Task goal
Take the entries below and print all of them exactly, please.
** start of Information given **
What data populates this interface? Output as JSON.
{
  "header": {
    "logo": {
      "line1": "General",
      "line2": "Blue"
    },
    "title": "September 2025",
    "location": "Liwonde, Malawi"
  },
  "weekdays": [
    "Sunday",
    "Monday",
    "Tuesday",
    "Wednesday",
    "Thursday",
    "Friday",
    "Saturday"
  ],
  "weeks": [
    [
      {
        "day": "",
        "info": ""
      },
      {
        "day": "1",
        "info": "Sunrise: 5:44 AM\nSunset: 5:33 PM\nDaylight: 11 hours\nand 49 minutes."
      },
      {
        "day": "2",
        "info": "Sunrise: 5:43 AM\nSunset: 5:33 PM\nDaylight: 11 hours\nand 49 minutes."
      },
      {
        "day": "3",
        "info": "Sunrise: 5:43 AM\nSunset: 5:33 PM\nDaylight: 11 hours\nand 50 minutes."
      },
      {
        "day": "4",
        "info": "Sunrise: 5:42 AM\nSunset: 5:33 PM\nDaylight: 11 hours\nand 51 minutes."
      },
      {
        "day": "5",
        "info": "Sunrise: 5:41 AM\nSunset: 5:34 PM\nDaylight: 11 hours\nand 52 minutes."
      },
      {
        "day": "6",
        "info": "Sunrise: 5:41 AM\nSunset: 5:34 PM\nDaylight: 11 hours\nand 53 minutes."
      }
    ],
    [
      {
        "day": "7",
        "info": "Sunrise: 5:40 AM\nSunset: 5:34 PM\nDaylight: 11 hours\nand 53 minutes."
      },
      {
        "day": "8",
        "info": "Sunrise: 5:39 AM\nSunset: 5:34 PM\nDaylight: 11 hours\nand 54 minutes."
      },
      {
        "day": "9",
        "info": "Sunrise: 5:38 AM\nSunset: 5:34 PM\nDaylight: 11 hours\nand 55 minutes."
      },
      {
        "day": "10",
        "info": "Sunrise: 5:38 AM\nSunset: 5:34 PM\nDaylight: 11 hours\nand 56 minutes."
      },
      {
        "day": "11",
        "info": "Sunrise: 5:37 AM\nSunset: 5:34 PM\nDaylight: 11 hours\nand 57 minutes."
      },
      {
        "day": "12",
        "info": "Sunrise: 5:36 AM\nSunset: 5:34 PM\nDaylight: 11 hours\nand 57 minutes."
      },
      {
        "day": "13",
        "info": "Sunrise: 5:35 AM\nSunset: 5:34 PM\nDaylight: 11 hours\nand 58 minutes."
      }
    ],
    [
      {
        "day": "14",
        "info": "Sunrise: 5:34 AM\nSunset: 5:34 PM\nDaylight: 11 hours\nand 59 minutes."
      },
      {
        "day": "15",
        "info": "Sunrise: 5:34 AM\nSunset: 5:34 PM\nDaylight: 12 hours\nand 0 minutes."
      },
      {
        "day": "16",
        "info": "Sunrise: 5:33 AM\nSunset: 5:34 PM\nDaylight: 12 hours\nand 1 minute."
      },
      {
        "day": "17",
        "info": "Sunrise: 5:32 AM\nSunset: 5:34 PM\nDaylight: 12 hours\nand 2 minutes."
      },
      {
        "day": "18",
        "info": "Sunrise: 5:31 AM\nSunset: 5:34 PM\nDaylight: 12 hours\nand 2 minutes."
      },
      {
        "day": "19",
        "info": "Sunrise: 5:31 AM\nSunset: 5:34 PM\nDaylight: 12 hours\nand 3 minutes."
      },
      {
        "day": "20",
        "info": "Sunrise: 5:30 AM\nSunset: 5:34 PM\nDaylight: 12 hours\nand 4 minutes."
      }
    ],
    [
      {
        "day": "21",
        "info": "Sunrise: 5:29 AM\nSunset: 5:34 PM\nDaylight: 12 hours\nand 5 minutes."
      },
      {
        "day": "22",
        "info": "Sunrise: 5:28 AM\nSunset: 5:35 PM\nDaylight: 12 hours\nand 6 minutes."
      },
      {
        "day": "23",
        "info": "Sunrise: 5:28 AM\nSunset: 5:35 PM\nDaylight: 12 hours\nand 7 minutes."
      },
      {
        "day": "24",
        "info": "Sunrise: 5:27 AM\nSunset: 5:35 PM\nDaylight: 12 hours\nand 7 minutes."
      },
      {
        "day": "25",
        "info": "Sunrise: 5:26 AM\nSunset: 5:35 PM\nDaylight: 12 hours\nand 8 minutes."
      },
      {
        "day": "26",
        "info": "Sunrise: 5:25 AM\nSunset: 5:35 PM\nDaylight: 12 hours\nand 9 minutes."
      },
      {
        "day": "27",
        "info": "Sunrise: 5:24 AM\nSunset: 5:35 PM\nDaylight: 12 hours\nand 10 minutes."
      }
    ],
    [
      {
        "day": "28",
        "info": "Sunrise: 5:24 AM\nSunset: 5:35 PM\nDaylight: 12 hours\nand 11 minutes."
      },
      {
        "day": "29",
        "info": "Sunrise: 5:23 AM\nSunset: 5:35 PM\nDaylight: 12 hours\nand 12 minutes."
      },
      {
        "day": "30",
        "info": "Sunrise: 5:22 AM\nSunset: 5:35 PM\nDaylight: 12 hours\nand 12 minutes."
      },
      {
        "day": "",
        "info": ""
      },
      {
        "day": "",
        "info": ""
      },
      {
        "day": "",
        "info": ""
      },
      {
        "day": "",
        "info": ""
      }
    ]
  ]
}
** end of Information given **
Completed task
What data populates this interface? Output as JSON.
{
  "header": {
    "logo": {
      "line1": "General",
      "line2": "Blue"
    },
    "title": "September 2025",
    "location": "Liwonde, Malawi"
  },
  "weekdays": [
    "Sunday",
    "Monday",
    "Tuesday",
    "Wednesday",
    "Thursday",
    "Friday",
    "Saturday"
  ],
  "weeks": [
    [
      {
        "day": "",
        "info": ""
      },
      {
        "day": "1",
        "info": "Sunrise: 5:44 AM\nSunset: 5:33 PM\nDaylight: 11 hours\nand 49 minutes."
      },
      {
        "day": "2",
        "info": "Sunrise: 5:43 AM\nSunset: 5:33 PM\nDaylight: 11 hours\nand 49 minutes."
      },
      {
        "day": "3",
        "info": "Sunrise: 5:43 AM\nSunset: 5:33 PM\nDaylight: 11 hours\nand 50 minutes."
      },
      {
        "day": "4",
        "info": "Sunrise: 5:42 AM\nSunset: 5:33 PM\nDaylight: 11 hours\nand 51 minutes."
      },
      {
        "day": "5",
        "info": "Sunrise: 5:41 AM\nSunset: 5:34 PM\nDaylight: 11 hours\nand 52 minutes."
      },
      {
        "day": "6",
        "info": "Sunrise: 5:41 AM\nSunset: 5:34 PM\nDaylight: 11 hours\nand 53 minutes."
      }
    ],
    [
      {
        "day": "7",
        "info": "Sunrise: 5:40 AM\nSunset: 5:34 PM\nDaylight: 11 hours\nand 53 minutes."
      },
      {
        "day": "8",
        "info": "Sunrise: 5:39 AM\nSunset: 5:34 PM\nDaylight: 11 hours\nand 54 minutes."
      },
      {
        "day": "9",
        "info": "Sunrise: 5:38 AM\nSunset: 5:34 PM\nDaylight: 11 hours\nand 55 minutes."
      },
      {
        "day": "10",
        "info": "Sunrise: 5:38 AM\nSunset: 5:34 PM\nDaylight: 11 hours\nand 56 minutes."
      },
      {
        "day": "11",
        "info": "Sunrise: 5:37 AM\nSunset: 5:34 PM\nDaylight: 11 hours\nand 57 minutes."
      },
      {
        "day": "12",
        "info": "Sunrise: 5:36 AM\nSunset: 5:34 PM\nDaylight: 11 hours\nand 57 minutes."
      },
      {
        "day": "13",
        "info": "Sunrise: 5:35 AM\nSunset: 5:34 PM\nDaylight: 11 hours\nand 58 minutes."
      }
    ],
    [
      {
        "day": "14",
        "info": "Sunrise: 5:34 AM\nSunset: 5:34 PM\nDaylight: 11 hours\nand 59 minutes."
      },
      {
        "day": "15",
        "info": "Sunrise: 5:34 AM\nSunset: 5:34 PM\nDaylight: 12 hours\nand 0 minutes."
      },
      {
        "day": "16",
        "info": "Sunrise: 5:33 AM\nSunset: 5:34 PM\nDaylight: 12 hours\nand 1 minute."
      },
      {
        "day": "17",
        "info": "Sunrise: 5:32 AM\nSunset: 5:34 PM\nDaylight: 12 hours\nand 2 minutes."
      },
      {
        "day": "18",
        "info": "Sunrise: 5:31 AM\nSunset: 5:34 PM\nDaylight: 12 hours\nand 2 minutes."
      },
      {
        "day": "19",
        "info": "Sunrise: 5:31 AM\nSunset: 5:34 PM\nDaylight: 12 hours\nand 3 minutes."
      },
      {
        "day": "20",
        "info": "Sunrise: 5:30 AM\nSunset: 5:34 PM\nDaylight: 12 hours\nand 4 minutes."
      }
    ],
    [
      {
        "day": "21",
        "info": "Sunrise: 5:29 AM\nSunset: 5:34 PM\nDaylight: 12 hours\nand 5 minutes."
      },
      {
        "day": "22",
        "info": "Sunrise: 5:28 AM\nSunset: 5:35 PM\nDaylight: 12 hours\nand 6 minutes."
      },
      {
        "day": "23",
        "info": "Sunrise: 5:28 AM\nSunset: 5:35 PM\nDaylight: 12 hours\nand 7 minutes."
      },
      {
        "day": "24",
        "info": "Sunrise: 5:27 AM\nSunset: 5:35 PM\nDaylight: 12 hours\nand 7 minutes."
      },
      {
        "day": "25",
        "info": "Sunrise: 5:26 AM\nSunset: 5:35 PM\nDaylight: 12 hours\nand 8 minutes."
      },
      {
        "day": "26",
        "info": "Sunrise: 5:25 AM\nSunset: 5:35 PM\nDaylight: 12 hours\nand 9 minutes."
      },
      {
        "day": "27",
        "info": "Sunrise: 5:24 AM\nSunset: 5:35 PM\nDaylight: 12 hours\nand 10 minutes."
      }
    ],
    [
      {
        "day": "28",
        "info": "Sunrise: 5:24 AM\nSunset: 5:35 PM\nDaylight: 12 hours\nand 11 minutes."
      },
      {
        "day": "29",
        "info": "Sunrise: 5:23 AM\nSunset: 5:35 PM\nDaylight: 12 hours\nand 12 minutes."
      },
      {
        "day": "30",
        "info": "Sunrise: 5:22 AM\nSunset: 5:35 PM\nDaylight: 12 hours\nand 12 minutes."
      },
      {
        "day": "",
        "info": ""
      },
      {
        "day": "",
        "info": ""
      },
      {
        "day": "",
        "info": ""
      },
      {
        "day": "",
        "info": ""
      }
    ]
  ]
}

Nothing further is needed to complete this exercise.